— START Provided entries —

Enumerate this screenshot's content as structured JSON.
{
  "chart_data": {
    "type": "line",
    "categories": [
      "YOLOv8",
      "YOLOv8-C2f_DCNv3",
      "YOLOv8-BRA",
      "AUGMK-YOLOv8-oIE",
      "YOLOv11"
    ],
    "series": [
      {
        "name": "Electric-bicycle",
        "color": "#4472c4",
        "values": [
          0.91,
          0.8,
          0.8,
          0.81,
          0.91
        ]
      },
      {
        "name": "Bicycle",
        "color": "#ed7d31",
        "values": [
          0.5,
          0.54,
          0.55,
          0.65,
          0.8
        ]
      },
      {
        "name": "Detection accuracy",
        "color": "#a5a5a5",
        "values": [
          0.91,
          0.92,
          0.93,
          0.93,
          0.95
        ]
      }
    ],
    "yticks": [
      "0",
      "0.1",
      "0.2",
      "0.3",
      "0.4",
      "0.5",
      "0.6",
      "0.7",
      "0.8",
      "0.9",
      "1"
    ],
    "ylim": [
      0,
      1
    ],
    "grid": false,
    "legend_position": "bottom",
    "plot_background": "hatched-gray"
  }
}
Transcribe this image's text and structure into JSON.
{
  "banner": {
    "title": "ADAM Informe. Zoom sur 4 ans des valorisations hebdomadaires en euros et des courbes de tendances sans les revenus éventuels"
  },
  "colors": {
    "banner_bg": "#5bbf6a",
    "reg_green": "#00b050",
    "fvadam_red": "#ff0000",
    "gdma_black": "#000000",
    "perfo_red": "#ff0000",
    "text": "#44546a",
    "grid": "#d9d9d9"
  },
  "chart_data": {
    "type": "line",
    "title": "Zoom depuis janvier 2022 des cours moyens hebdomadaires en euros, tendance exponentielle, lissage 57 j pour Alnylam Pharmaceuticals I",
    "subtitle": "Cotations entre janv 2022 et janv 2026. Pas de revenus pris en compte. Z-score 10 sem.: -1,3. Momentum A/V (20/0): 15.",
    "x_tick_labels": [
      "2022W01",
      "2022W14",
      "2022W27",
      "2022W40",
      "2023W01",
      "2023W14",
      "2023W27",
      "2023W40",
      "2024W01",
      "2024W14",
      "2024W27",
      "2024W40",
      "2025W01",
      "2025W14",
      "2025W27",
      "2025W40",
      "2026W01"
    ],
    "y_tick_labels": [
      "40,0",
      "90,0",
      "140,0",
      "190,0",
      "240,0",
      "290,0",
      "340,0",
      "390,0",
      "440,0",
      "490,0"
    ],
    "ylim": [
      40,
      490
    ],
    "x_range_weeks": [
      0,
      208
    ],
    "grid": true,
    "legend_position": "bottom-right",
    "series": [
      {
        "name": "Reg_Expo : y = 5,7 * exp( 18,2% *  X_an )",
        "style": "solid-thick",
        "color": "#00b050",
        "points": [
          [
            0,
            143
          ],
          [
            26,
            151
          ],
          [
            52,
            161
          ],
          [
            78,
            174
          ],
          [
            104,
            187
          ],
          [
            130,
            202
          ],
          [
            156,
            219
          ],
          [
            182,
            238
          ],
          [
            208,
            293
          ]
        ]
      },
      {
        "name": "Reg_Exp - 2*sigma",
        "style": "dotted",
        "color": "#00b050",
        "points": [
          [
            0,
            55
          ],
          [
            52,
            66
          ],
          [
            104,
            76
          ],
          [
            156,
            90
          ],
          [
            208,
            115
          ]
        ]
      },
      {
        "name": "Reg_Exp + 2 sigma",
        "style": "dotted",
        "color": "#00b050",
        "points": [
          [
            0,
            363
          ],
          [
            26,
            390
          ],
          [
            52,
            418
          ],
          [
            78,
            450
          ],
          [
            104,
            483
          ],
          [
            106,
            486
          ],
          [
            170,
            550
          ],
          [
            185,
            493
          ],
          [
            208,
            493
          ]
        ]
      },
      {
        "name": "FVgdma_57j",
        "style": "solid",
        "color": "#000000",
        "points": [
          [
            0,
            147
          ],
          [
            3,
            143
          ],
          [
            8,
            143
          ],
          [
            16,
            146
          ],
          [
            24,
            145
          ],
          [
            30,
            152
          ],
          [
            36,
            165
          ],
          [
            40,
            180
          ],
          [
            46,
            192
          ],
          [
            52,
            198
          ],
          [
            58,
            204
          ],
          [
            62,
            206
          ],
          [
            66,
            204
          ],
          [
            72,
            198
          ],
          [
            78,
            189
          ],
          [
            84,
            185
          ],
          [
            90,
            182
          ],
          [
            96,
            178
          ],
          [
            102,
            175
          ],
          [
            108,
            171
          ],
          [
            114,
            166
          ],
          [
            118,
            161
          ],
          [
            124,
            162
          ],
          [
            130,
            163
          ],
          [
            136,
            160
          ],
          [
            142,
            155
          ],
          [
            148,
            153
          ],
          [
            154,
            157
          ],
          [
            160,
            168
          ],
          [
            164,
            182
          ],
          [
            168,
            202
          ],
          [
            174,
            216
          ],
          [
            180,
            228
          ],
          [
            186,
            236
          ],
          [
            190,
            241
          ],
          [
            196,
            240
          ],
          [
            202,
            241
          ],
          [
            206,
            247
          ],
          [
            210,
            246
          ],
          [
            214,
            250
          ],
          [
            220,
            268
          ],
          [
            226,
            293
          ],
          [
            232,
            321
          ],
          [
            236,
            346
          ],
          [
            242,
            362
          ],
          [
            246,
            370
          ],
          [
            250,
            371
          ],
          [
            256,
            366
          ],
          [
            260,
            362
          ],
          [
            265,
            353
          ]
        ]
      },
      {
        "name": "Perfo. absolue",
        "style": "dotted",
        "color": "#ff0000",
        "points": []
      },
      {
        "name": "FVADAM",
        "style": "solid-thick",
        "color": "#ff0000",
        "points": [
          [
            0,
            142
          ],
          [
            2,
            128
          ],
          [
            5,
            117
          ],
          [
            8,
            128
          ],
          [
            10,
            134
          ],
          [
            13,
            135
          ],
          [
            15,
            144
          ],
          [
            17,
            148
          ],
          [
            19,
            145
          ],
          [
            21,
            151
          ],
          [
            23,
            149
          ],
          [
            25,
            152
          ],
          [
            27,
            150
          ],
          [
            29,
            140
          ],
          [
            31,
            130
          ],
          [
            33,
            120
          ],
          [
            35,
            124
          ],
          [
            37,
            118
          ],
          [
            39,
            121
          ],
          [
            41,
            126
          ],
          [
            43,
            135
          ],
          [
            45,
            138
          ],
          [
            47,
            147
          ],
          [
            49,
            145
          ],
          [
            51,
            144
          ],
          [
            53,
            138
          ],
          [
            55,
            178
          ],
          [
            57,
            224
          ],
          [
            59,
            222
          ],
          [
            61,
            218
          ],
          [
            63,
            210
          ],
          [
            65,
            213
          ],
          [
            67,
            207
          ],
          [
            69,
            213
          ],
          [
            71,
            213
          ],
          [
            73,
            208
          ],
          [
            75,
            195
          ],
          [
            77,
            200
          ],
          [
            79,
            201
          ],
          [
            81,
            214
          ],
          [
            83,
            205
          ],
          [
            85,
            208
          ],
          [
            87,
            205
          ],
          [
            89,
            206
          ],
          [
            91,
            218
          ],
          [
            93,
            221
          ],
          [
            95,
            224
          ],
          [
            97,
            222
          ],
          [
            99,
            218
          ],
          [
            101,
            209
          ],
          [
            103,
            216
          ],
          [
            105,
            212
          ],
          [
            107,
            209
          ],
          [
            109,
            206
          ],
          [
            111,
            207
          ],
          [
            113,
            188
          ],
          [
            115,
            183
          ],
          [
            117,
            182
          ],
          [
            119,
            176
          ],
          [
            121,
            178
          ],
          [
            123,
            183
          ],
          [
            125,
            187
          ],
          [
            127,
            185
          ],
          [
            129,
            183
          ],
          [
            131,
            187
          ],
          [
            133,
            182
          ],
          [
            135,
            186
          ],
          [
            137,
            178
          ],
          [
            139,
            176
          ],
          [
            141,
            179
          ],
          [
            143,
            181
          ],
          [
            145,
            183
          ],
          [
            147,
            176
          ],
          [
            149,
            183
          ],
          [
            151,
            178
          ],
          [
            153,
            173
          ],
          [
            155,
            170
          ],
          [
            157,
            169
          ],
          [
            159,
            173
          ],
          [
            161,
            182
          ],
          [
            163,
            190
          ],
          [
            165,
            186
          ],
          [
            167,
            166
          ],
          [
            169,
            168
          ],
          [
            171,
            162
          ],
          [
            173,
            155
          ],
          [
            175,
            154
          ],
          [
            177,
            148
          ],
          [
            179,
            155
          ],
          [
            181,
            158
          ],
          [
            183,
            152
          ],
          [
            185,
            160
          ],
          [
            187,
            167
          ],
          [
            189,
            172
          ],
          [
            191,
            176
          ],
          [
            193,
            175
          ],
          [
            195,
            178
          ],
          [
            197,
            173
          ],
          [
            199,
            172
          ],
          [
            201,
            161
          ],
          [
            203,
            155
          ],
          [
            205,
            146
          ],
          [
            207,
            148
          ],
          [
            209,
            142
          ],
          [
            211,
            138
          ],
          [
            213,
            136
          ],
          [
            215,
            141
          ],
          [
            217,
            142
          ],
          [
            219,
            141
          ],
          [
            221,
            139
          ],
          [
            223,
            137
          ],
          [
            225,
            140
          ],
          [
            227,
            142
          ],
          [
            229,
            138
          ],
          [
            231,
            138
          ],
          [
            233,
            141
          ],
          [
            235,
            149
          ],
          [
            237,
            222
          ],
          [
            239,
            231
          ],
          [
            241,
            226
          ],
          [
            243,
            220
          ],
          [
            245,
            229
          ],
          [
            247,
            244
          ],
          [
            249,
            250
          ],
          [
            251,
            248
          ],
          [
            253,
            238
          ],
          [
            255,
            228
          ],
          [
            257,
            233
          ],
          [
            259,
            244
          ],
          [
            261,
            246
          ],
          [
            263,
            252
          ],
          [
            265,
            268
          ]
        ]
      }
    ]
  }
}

— END Provided entries —

The task
In the entries above, identify every line with the word "hebdomadaires". Copy those lines.

Solution to the problem
    "title": "ADAM Informe. Zoom sur 4 ans des valorisations hebdomadaires en euros et des courbes de tendances sans les revenus éventuels"
    "title": "Zoom depuis janvier 2022 des cours moyens hebdomadaires en euros, tendance exponentielle, lissage 57 j pour Alnylam Pharmaceuticals I",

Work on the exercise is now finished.